**FONTE:**
Para o sociólogo, no campo do direito, o pensamento abissal é caracterizado por aquilo que é considerado legal e ilegal com base no direito oficial do Estado ou internacional. Tal distinção deixa de fora outros territórios sociais e os considera alegais e sem lei. Em suma, o pensamento abissal manifestado na ciência e no direito torna invisíveis as experiências que estão do “outro lado da linha”, o que para Santos (2007) é a zona colonial, decorrente da linha global que separou o velho mundo e o novo mundo, constituindo-se como o universo das crenças, dos comportamentos incompreensíveis e da animalização dos povos indígenas.

Mediante essas categorias, Santos (2007) nos possibilita compreender como as construções epistemológicas fundamentadas na ciência e no direito formulam conceitos que legitimam e possibilitam a inversão e a dominação de territórios indígenas, autorizando a aplicação da regulação/emancipação sem que esta entre em contradição com a apropriação/violência que está no âmbito do colonial, como já foi mencionado e, portanto, envolve cooptação, assimilação, o que no caso da violência implica a destruição física, material cultural e humana.

Santos (2007) destaca o papel central das universidades, escolas e centros de pesquisas na implementação do pensamento abissal e, ainda, destaca que a negação da humanidade forjada na modernidade, ou seja, na concepção de raças subumanas é tão presente na atualidade como no período colonial, por isso o autor cita Guantánamo e outras práticas desumanas, como exemplos de manifestações do pensamento abissal ainda presente na modernidade.

O acesso ao ensino superior tem criado um perfil de atores sociais diferente do daqueles militantes da década de 1970 e 1980, quando estes apresentavam uma postura autônoma na apropriação teórica sobre relações raciais no Brasil. Assim podemos localizar grupos de estudos independentes que foram pioneiros nas leituras de autores fundamentais para entender o contexto que se apresentava, como Beatriz Nascimento, Lélia Gonzáles, Guerreiro Ramos, Abdias Nascimento, entre outros intelectuais nacionais e estrangeiros que apareceram nas discussões acadêmicas anos mais tarde quando esses militantes começam a acessar a universidade como graduandos, pós-graduandos e professores que constroem um “novo” conhecimento na luta (GOMES, 2017).

**TAREFAS A REALIZAR:**
**1)** No texto sobre o pensamento abissal, que exemplo Santos (2007) cita como manifestação do pensamento abissal ainda presente na modernidade?
**2)** Transcreva do texto sobre o pensamento abissal o trecho que vai de "Mediante essas categorias, Santos" até "cultural e humana.".
Baseie-se somente no texto sobre o pensamento abissal.

**MATERIAL FORNECIDO:**

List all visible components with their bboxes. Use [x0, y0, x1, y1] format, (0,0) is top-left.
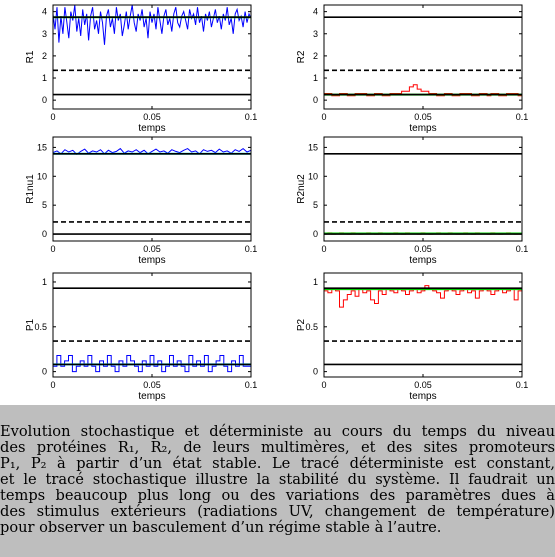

**RESULTADOS DO EXERCÍCIO:**
**1)** Guantánamo, além de outras práticas desumanas.

**2)**
Mediante essas categorias, Santos (2007) nos possibilita compreender como as construções epistemológicas fundamentadas na ciência e no direito formulam conceitos que legitimam e possibilitam a inversão e a dominação de territórios indígenas, autorizando a aplicação da regulação/emancipação sem que esta entre em contradição com a apropriação/violência que está no âmbito do colonial, como já foi mencionado e, portanto, envolve cooptação, assimilação, o que no caso da violência implica a destruição física, material cultural e humana.